▸ Problem requirements
Take the data below and repeat it exactly.

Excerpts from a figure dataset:
==============================

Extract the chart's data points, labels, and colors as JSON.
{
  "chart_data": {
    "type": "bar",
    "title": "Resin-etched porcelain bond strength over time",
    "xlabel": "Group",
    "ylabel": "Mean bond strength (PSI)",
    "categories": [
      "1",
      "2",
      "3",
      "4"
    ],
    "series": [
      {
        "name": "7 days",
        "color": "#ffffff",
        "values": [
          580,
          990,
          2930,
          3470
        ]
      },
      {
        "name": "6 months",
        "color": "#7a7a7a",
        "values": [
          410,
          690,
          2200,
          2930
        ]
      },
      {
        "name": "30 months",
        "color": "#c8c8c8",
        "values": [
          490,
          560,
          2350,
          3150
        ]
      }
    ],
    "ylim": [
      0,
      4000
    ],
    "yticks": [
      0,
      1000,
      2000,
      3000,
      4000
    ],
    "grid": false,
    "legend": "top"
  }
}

==============================

▸ Result for this exercise
Extract the chart's data points, labels, and colors as JSON.
{
  "chart_data": {
    "type": "bar",
    "title": "Resin-etched porcelain bond strength over time",
    "xlabel": "Group",
    "ylabel": "Mean bond strength (PSI)",
    "categories": [
      "1",
      "2",
      "3",
      "4"
    ],
    "series": [
      {
        "name": "7 days",
        "color": "#ffffff",
        "values": [
          580,
          990,
          2930,
          3470
        ]
      },
      {
        "name": "6 months",
        "color": "#7a7a7a",
        "values": [
          410,
          690,
          2200,
          2930
        ]
      },
      {
        "name": "30 months",
        "color": "#c8c8c8",
        "values": [
          490,
          560,
          2350,
          3150
        ]
      }
    ],
    "ylim": [
      0,
      4000
    ],
    "yticks": [
      0,
      1000,
      2000,
      3000,
      4000
    ],
    "grid": false,
    "legend": "top"
  }
}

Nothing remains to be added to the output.